Brief: Each line that holds the word "ffffff" counts once; give the total number of such lines and nothing else.

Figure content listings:
☆ ☆ ☆ ☆ ☆

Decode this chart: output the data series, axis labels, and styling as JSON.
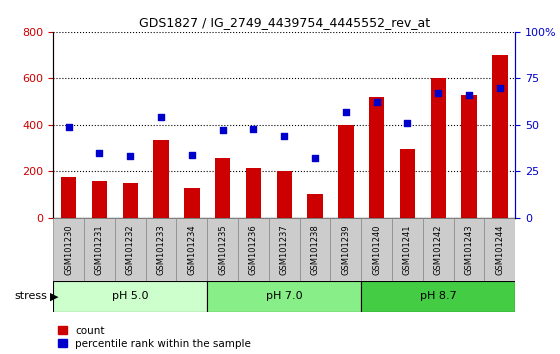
{
  "title": "GDS1827 / IG_2749_4439754_4445552_rev_at",
  "samples": [
    "GSM101230",
    "GSM101231",
    "GSM101232",
    "GSM101233",
    "GSM101234",
    "GSM101235",
    "GSM101236",
    "GSM101237",
    "GSM101238",
    "GSM101239",
    "GSM101240",
    "GSM101241",
    "GSM101242",
    "GSM101243",
    "GSM101244"
  ],
  "counts": [
    175,
    160,
    150,
    335,
    130,
    255,
    215,
    200,
    100,
    400,
    520,
    295,
    600,
    530,
    700
  ],
  "percentile_ranks": [
    49,
    35,
    33,
    54,
    34,
    47,
    48,
    44,
    32,
    57,
    62,
    51,
    67,
    66,
    70
  ],
  "bar_color": "#cc0000",
  "dot_color": "#0000cc",
  "ylim_left": [
    0,
    800
  ],
  "ylim_right": [
    0,
    100
  ],
  "yticks_left": [
    0,
    200,
    400,
    600,
    800
  ],
  "yticks_right": [
    0,
    25,
    50,
    75,
    100
  ],
  "groups": [
    {
      "label": "pH 5.0",
      "start": 0,
      "end": 5,
      "color": "#ccffcc"
    },
    {
      "label": "pH 7.0",
      "start": 5,
      "end": 10,
      "color": "#88ee88"
    },
    {
      "label": "pH 8.7",
      "start": 10,
      "end": 15,
      "color": "#44cc44"
    }
  ],
  "stress_label": "stress",
  "background_color": "#ffffff",
  "plot_bg_color": "#ffffff",
  "tick_bg_color": "#cccccc",
  "grid_color": "#000000",
  "right_axis_color": "#0000cc",
  "left_axis_color": "#cc0000",
  "legend_items": [
    "count",
    "percentile rank within the sample"
  ]
}
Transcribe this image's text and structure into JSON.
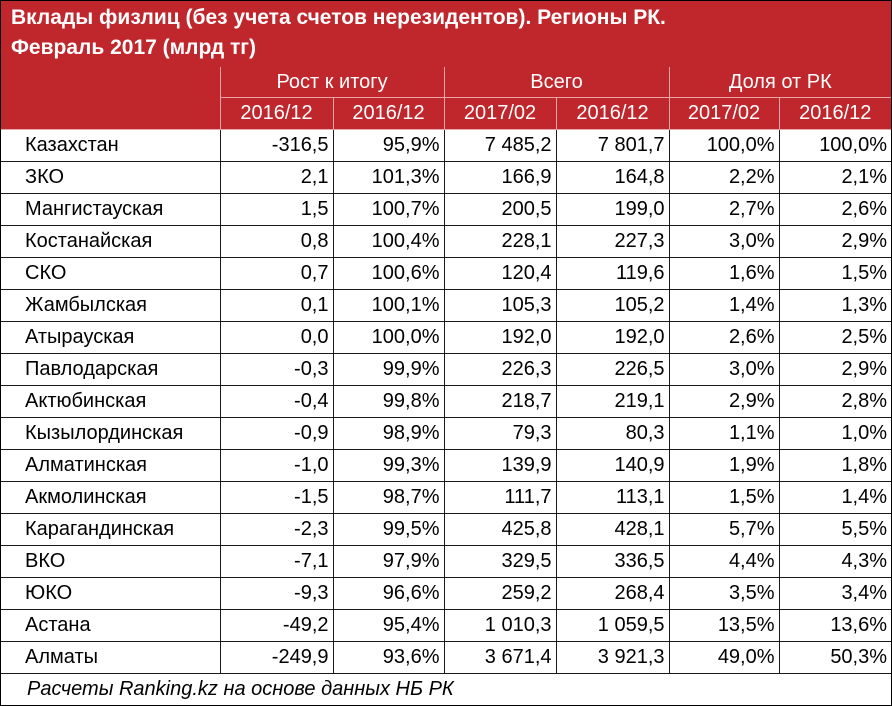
{
  "title": {
    "line1": "Вклады физлиц (без учета счетов нерезидентов). Регионы РК.",
    "line2": "Февраль 2017 (млрд тг)"
  },
  "headers": {
    "groups": [
      "Рост к итогу",
      "Всего",
      "Доля от РК"
    ],
    "periods": [
      "2016/12",
      "2016/12",
      "2017/02",
      "2016/12",
      "2017/02",
      "2016/12"
    ]
  },
  "rows": [
    [
      "Казахстан",
      "-316,5",
      "95,9%",
      "7 485,2",
      "7 801,7",
      "100,0%",
      "100,0%"
    ],
    [
      "ЗКО",
      "2,1",
      "101,3%",
      "166,9",
      "164,8",
      "2,2%",
      "2,1%"
    ],
    [
      "Мангистауская",
      "1,5",
      "100,7%",
      "200,5",
      "199,0",
      "2,7%",
      "2,6%"
    ],
    [
      "Костанайская",
      "0,8",
      "100,4%",
      "228,1",
      "227,3",
      "3,0%",
      "2,9%"
    ],
    [
      "СКО",
      "0,7",
      "100,6%",
      "120,4",
      "119,6",
      "1,6%",
      "1,5%"
    ],
    [
      "Жамбылская",
      "0,1",
      "100,1%",
      "105,3",
      "105,2",
      "1,4%",
      "1,3%"
    ],
    [
      "Атырауская",
      "0,0",
      "100,0%",
      "192,0",
      "192,0",
      "2,6%",
      "2,5%"
    ],
    [
      "Павлодарская",
      "-0,3",
      "99,9%",
      "226,3",
      "226,5",
      "3,0%",
      "2,9%"
    ],
    [
      "Актюбинская",
      "-0,4",
      "99,8%",
      "218,7",
      "219,1",
      "2,9%",
      "2,8%"
    ],
    [
      "Кызылординская",
      "-0,9",
      "98,9%",
      "79,3",
      "80,3",
      "1,1%",
      "1,0%"
    ],
    [
      "Алматинская",
      "-1,0",
      "99,3%",
      "139,9",
      "140,9",
      "1,9%",
      "1,8%"
    ],
    [
      "Акмолинская",
      "-1,5",
      "98,7%",
      "111,7",
      "113,1",
      "1,5%",
      "1,4%"
    ],
    [
      "Карагандинская",
      "-2,3",
      "99,5%",
      "425,8",
      "428,1",
      "5,7%",
      "5,5%"
    ],
    [
      "ВКО",
      "-7,1",
      "97,9%",
      "329,5",
      "336,5",
      "4,4%",
      "4,3%"
    ],
    [
      "ЮКО",
      "-9,3",
      "96,6%",
      "259,2",
      "268,4",
      "3,5%",
      "3,4%"
    ],
    [
      "Астана",
      "-49,2",
      "95,4%",
      "1 010,3",
      "1 059,5",
      "13,5%",
      "13,6%"
    ],
    [
      "Алматы",
      "-249,9",
      "93,6%",
      "3 671,4",
      "3 921,3",
      "49,0%",
      "50,3%"
    ]
  ],
  "source": "Расчеты Ranking.kz на основе данных НБ РК",
  "colors": {
    "header_bg": "#c0272d",
    "header_text": "#ffffff",
    "grid": "#1a1a1a"
  }
}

☆ ☆ ☆ ☆ ☆

Result for this exercise: 3